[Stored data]
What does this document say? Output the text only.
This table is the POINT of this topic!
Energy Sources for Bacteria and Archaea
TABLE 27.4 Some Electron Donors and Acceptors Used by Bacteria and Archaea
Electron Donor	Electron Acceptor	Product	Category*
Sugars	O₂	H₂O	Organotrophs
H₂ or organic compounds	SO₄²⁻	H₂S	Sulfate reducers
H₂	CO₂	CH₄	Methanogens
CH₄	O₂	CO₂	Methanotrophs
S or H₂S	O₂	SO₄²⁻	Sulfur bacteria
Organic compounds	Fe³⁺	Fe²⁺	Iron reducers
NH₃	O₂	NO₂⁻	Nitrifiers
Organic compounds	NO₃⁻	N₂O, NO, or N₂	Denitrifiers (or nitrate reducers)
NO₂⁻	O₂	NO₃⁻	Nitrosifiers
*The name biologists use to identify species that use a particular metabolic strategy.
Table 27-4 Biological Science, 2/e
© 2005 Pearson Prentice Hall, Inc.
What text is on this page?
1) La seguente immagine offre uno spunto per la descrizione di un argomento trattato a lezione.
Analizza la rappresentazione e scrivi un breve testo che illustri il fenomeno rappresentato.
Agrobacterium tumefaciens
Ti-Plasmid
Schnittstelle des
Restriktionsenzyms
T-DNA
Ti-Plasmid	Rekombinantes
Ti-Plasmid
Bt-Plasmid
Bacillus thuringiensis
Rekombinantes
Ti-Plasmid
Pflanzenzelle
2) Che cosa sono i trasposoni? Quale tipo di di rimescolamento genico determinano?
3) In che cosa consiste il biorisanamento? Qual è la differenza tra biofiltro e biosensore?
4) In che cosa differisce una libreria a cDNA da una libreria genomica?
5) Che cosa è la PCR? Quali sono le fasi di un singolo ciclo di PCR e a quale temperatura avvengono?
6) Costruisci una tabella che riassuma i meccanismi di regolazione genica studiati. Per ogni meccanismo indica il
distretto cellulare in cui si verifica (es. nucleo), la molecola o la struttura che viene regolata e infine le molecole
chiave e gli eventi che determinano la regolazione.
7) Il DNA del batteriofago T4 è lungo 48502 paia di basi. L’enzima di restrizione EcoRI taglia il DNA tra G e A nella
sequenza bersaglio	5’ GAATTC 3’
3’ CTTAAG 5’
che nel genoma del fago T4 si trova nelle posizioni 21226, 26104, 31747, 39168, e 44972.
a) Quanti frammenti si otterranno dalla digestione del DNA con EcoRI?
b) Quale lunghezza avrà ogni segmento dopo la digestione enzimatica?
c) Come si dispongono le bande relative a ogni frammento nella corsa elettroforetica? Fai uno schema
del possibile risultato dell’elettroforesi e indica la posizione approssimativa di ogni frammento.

> _Work task_:
Write out the records above exactly as given.

> _Answer to this problem_:
What does this document say? Output the text only.
This table is the POINT of this topic!
Energy Sources for Bacteria and Archaea
TABLE 27.4 Some Electron Donors and Acceptors Used by Bacteria and Archaea
Electron Donor	Electron Acceptor	Product	Category*
Sugars	O₂	H₂O	Organotrophs
H₂ or organic compounds	SO₄²⁻	H₂S	Sulfate reducers
H₂	CO₂	CH₄	Methanogens
CH₄	O₂	CO₂	Methanotrophs
S or H₂S	O₂	SO₄²⁻	Sulfur bacteria
Organic compounds	Fe³⁺	Fe²⁺	Iron reducers
NH₃	O₂	NO₂⁻	Nitrifiers
Organic compounds	NO₃⁻	N₂O, NO, or N₂	Denitrifiers (or nitrate reducers)
NO₂⁻	O₂	NO₃⁻	Nitrosifiers
*The name biologists use to identify species that use a particular metabolic strategy.
Table 27-4 Biological Science, 2/e
© 2005 Pearson Prentice Hall, Inc.
What text is on this page?
1) La seguente immagine offre uno spunto per la descrizione di un argomento trattato a lezione.
Analizza la rappresentazione e scrivi un breve testo che illustri il fenomeno rappresentato.
Agrobacterium tumefaciens
Ti-Plasmid
Schnittstelle des
Restriktionsenzyms
T-DNA
Ti-Plasmid	Rekombinantes
Ti-Plasmid
Bt-Plasmid
Bacillus thuringiensis
Rekombinantes
Ti-Plasmid
Pflanzenzelle
2) Che cosa sono i trasposoni? Quale tipo di di rimescolamento genico determinano?
3) In che cosa consiste il biorisanamento? Qual è la differenza tra biofiltro e biosensore?
4) In che cosa differisce una libreria a cDNA da una libreria genomica?
5) Che cosa è la PCR? Quali sono le fasi di un singolo ciclo di PCR e a quale temperatura avvengono?
6) Costruisci una tabella che riassuma i meccanismi di regolazione genica studiati. Per ogni meccanismo indica il
distretto cellulare in cui si verifica (es. nucleo), la molecola o la struttura che viene regolata e infine le molecole
chiave e gli eventi che determinano la regolazione.
7) Il DNA del batteriofago T4 è lungo 48502 paia di basi. L’enzima di restrizione EcoRI taglia il DNA tra G e A nella
sequenza bersaglio	5’ GAATTC 3’
3’ CTTAAG 5’
che nel genoma del fago T4 si trova nelle posizioni 21226, 26104, 31747, 39168, e 44972.
a) Quanti frammenti si otterranno dalla digestione del DNA con EcoRI?
b) Quale lunghezza avrà ogni segmento dopo la digestione enzimatica?
c) Come si dispongono le bande relative a ogni frammento nella corsa elettroforetica? Fai uno schema
del possibile risultato dell’elettroforesi e indica la posizione approssimativa di ogni frammento.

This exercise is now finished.